WHAT TO DO:
Repeat the lines beginning at the one with "What does this" and running to the end of the material, keeping the first and last of them, exactly as they appear.

PROVIDED DATA:
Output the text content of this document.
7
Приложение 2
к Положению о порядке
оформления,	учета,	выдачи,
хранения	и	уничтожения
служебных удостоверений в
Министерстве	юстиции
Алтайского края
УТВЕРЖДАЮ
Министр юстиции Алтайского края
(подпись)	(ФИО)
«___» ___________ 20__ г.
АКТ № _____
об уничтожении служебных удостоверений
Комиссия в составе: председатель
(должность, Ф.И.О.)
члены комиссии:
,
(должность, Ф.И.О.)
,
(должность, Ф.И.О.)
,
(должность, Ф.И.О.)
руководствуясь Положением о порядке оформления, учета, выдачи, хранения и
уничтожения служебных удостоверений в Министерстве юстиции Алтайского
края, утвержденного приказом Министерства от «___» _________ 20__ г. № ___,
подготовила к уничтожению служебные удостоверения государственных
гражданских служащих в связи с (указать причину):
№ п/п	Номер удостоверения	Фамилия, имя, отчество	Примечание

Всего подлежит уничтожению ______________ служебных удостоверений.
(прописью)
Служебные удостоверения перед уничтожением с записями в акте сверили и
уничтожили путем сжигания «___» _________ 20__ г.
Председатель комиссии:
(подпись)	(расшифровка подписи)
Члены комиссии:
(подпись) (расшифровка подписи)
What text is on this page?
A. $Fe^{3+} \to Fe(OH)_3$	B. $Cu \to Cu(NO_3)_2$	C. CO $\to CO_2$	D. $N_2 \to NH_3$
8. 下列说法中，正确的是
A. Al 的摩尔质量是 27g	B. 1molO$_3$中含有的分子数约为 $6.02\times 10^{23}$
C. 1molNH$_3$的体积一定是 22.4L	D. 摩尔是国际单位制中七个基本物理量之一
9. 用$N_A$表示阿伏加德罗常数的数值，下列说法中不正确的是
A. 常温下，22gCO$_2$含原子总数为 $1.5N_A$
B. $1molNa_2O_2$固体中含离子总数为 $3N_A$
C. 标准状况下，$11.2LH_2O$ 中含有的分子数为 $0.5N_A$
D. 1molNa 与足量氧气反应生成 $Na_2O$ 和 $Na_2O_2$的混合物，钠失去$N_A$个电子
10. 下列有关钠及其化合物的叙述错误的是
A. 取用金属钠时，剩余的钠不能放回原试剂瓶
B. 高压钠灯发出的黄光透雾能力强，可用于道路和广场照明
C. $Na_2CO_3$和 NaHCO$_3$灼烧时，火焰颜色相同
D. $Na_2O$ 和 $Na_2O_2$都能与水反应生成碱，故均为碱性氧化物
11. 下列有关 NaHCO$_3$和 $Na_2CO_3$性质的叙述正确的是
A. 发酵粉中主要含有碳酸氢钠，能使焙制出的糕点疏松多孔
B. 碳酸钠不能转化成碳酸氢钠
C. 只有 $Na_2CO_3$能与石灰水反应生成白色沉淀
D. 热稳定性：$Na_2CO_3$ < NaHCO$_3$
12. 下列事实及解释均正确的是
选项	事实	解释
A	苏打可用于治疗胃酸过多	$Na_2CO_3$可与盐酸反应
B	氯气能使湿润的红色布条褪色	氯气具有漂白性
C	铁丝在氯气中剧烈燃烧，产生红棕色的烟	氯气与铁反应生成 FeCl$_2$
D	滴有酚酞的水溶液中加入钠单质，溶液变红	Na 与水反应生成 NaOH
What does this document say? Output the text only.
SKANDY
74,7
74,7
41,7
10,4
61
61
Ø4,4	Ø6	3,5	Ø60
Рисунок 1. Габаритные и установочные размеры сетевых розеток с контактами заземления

EXERCISE OUTPUT:
What does this document say? Output the text only.
SKANDY
74,7
74,7
41,7
10,4
61
61
Ø4,4	Ø6	3,5	Ø60
Рисунок 1. Габаритные и установочные размеры сетевых розеток с контактами заземления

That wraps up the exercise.